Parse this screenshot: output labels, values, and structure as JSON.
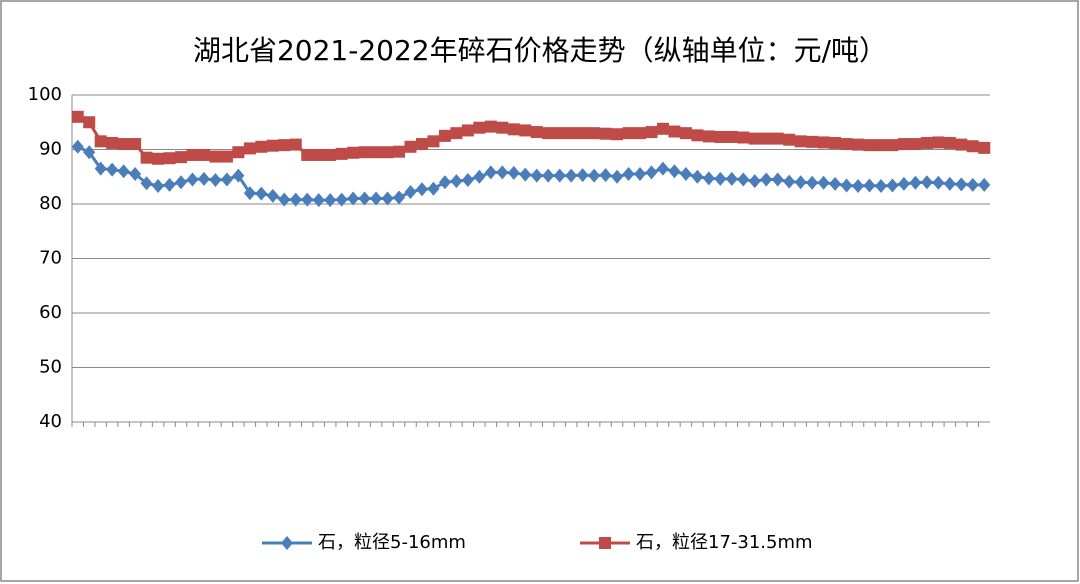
{
  "chart_data": {
    "type": "line",
    "title": "湖北省2021-2022年碎石价格走势（纵轴单位：元/吨）",
    "categories": [
      null,
      null,
      null,
      null,
      null,
      null,
      null,
      null,
      null,
      null,
      null,
      null,
      null,
      null,
      null,
      null,
      null,
      null,
      null,
      null,
      null,
      null,
      null,
      null,
      null,
      null,
      null,
      null,
      null,
      null,
      null,
      null,
      null,
      null,
      null,
      null,
      null,
      null,
      null,
      null,
      null,
      null,
      null,
      null,
      null,
      null,
      null,
      null,
      null,
      null,
      null,
      null,
      null,
      null,
      null,
      null,
      null,
      null,
      null,
      null,
      null,
      null,
      null,
      null,
      null,
      null,
      null,
      null,
      null,
      null,
      null,
      null,
      null,
      null,
      null,
      null,
      null,
      null,
      null,
      null
    ],
    "series": [
      {
        "name": "石，粒径5-16mm",
        "color": "#4a7ebb",
        "marker": "diamond",
        "values": [
          90.5,
          89.5,
          86.5,
          86.3,
          86,
          85.5,
          83.8,
          83.3,
          83.5,
          84,
          84.5,
          84.6,
          84.4,
          84.5,
          85.2,
          82,
          81.9,
          81.5,
          80.8,
          80.8,
          80.8,
          80.7,
          80.7,
          80.8,
          81,
          81,
          81,
          81,
          81.2,
          82.2,
          82.7,
          82.8,
          84,
          84.2,
          84.4,
          85,
          85.8,
          85.8,
          85.7,
          85.4,
          85.2,
          85.2,
          85.2,
          85.2,
          85.3,
          85.2,
          85.3,
          85,
          85.5,
          85.5,
          85.8,
          86.5,
          86,
          85.5,
          85,
          84.7,
          84.6,
          84.6,
          84.5,
          84.2,
          84.5,
          84.5,
          84.1,
          84,
          83.9,
          83.9,
          83.7,
          83.4,
          83.3,
          83.4,
          83.3,
          83.4,
          83.7,
          83.9,
          84,
          83.9,
          83.7,
          83.6,
          83.5,
          83.5
        ]
      },
      {
        "name": "石，粒径17-31.5mm",
        "color": "#be4b48",
        "marker": "square",
        "values": [
          96,
          95,
          91.5,
          91.2,
          91,
          91,
          88.5,
          88.3,
          88.4,
          88.6,
          89,
          89,
          88.7,
          88.7,
          89.5,
          90.2,
          90.5,
          90.7,
          90.8,
          90.9,
          89,
          89,
          89,
          89.2,
          89.4,
          89.5,
          89.5,
          89.5,
          89.6,
          90.5,
          91,
          91.5,
          92.5,
          93,
          93.5,
          94,
          94.2,
          94,
          93.7,
          93.5,
          93.2,
          93,
          93,
          93,
          93,
          93,
          92.9,
          92.8,
          93,
          93,
          93.2,
          93.8,
          93.3,
          93,
          92.6,
          92.4,
          92.3,
          92.3,
          92.2,
          92,
          92,
          92,
          91.8,
          91.5,
          91.4,
          91.3,
          91.2,
          91,
          90.9,
          90.8,
          90.8,
          90.8,
          91,
          91,
          91.2,
          91.3,
          91.2,
          90.9,
          90.6,
          90.3
        ]
      }
    ],
    "ylim": [
      40,
      100
    ],
    "yticks": [
      40,
      50,
      60,
      70,
      80,
      90,
      100
    ],
    "grid": true,
    "legend": "bottom"
  }
}
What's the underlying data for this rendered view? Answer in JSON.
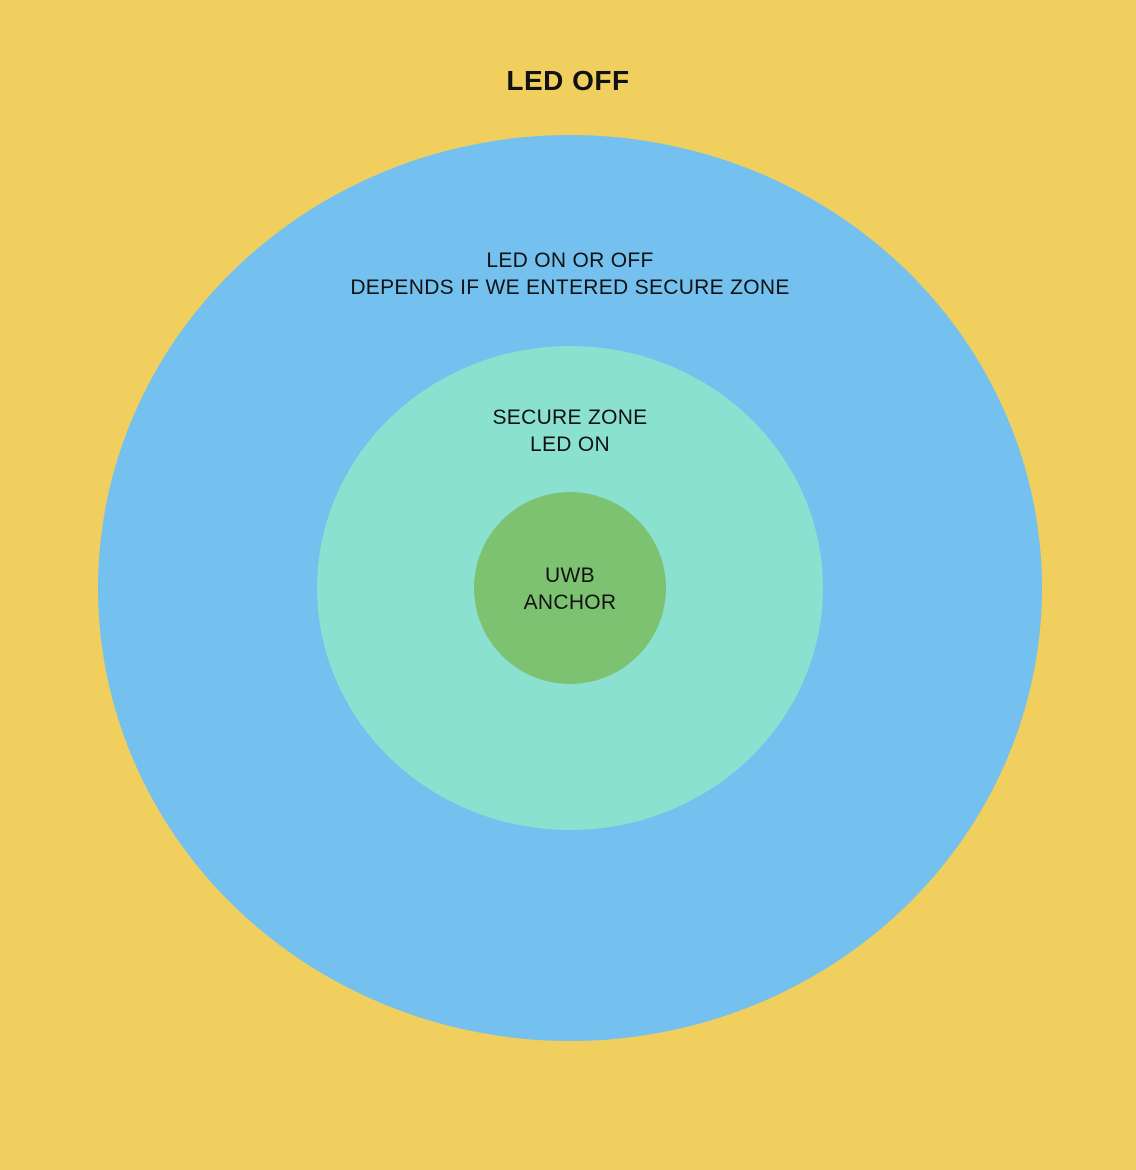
{
  "title": "LED OFF",
  "colors": {
    "background": "#F0CF5F",
    "outer_zone": "#74C0EF",
    "secure_zone": "#8BE1D0",
    "anchor": "#7DC271",
    "text": "#111111"
  },
  "zones": {
    "outer": {
      "line1": "LED ON OR OFF",
      "line2": "DEPENDS IF WE ENTERED SECURE ZONE"
    },
    "secure": {
      "line1": "SECURE ZONE",
      "line2": "LED ON"
    },
    "anchor": {
      "line1": "UWB",
      "line2": "ANCHOR"
    }
  }
}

## [SHORT TASK]
Make an exact copy of all entries above, dropping the images.

## [FINISHED TASK]
Parse this screenshot: output labels, values, and structure as JSON.
{
  "chart_data": {
    "type": "line",
    "title": "湖北省2021-2022年碎石价格走势（纵轴单位：元/吨）",
    "categories": [
      null,
      null,
      null,
      null,
      null,
      null,
      null,
      null,
      null,
      null,
      null,
      null,
      null,
      null,
      null,
      null,
      null,
      null,
      null,
      null,
      null,
      null,
      null,
      null,
      null,
      null,
      null,
      null,
      null,
      null,
      null,
      null,
      null,
      null,
      null,
      null,
      null,
      null,
      null,
      null,
      null,
      null,
      null,
      null,
      null,
      null,
      null,
      null,
      null,
      null,
      null,
      null,
      null,
      null,
      null,
      null,
      null,
      null,
      null,
      null,
      null,
      null,
      null,
      null,
      null,
      null,
      null,
      null,
      null,
      null,
      null,
      null,
      null,
      null,
      null,
      null,
      null,
      null,
      null,
      null
    ],
    "series": [
      {
        "name": "石，粒径5-16mm",
        "color": "#4a7ebb",
        "marker": "diamond",
        "values": [
          90.5,
          89.5,
          86.5,
          86.3,
          86,
          85.5,
          83.8,
          83.3,
          83.5,
          84,
          84.5,
          84.6,
          84.4,
          84.5,
          85.2,
          82,
          81.9,
          81.5,
          80.8,
          80.8,
          80.8,
          80.7,
          80.7,
          80.8,
          81,
          81,
          81,
          81,
          81.2,
          82.2,
          82.7,
          82.8,
          84,
          84.2,
          84.4,
          85,
          85.8,
          85.8,
          85.7,
          85.4,
          85.2,
          85.2,
          85.2,
          85.2,
          85.3,
          85.2,
          85.3,
          85,
          85.5,
          85.5,
          85.8,
          86.5,
          86,
          85.5,
          85,
          84.7,
          84.6,
          84.6,
          84.5,
          84.2,
          84.5,
          84.5,
          84.1,
          84,
          83.9,
          83.9,
          83.7,
          83.4,
          83.3,
          83.4,
          83.3,
          83.4,
          83.7,
          83.9,
          84,
          83.9,
          83.7,
          83.6,
          83.5,
          83.5
        ]
      },
      {
        "name": "石，粒径17-31.5mm",
        "color": "#be4b48",
        "marker": "square",
        "values": [
          96,
          95,
          91.5,
          91.2,
          91,
          91,
          88.5,
          88.3,
          88.4,
          88.6,
          89,
          89,
          88.7,
          88.7,
          89.5,
          90.2,
          90.5,
          90.7,
          90.8,
          90.9,
          89,
          89,
          89,
          89.2,
          89.4,
          89.5,
          89.5,
          89.5,
          89.6,
          90.5,
          91,
          91.5,
          92.5,
          93,
          93.5,
          94,
          94.2,
          94,
          93.7,
          93.5,
          93.2,
          93,
          93,
          93,
          93,
          93,
          92.9,
          92.8,
          93,
          93,
          93.2,
          93.8,
          93.3,
          93,
          92.6,
          92.4,
          92.3,
          92.3,
          92.2,
          92,
          92,
          92,
          91.8,
          91.5,
          91.4,
          91.3,
          91.2,
          91,
          90.9,
          90.8,
          90.8,
          90.8,
          91,
          91,
          91.2,
          91.3,
          91.2,
          90.9,
          90.6,
          90.3
        ]
      }
    ],
    "ylim": [
      40,
      100
    ],
    "yticks": [
      40,
      50,
      60,
      70,
      80,
      90,
      100
    ],
    "grid": true,
    "legend": "bottom"
  }
}
What's the underlying data for this rendered view? Answer in JSON.
{
  "title": "LED OFF",
  "colors": {
    "background": "#F0CF5F",
    "outer_zone": "#74C0EF",
    "secure_zone": "#8BE1D0",
    "anchor": "#7DC271",
    "text": "#111111"
  },
  "zones": {
    "outer": {
      "line1": "LED ON OR OFF",
      "line2": "DEPENDS IF WE ENTERED SECURE ZONE"
    },
    "secure": {
      "line1": "SECURE ZONE",
      "line2": "LED ON"
    },
    "anchor": {
      "line1": "UWB",
      "line2": "ANCHOR"
    }
  }
}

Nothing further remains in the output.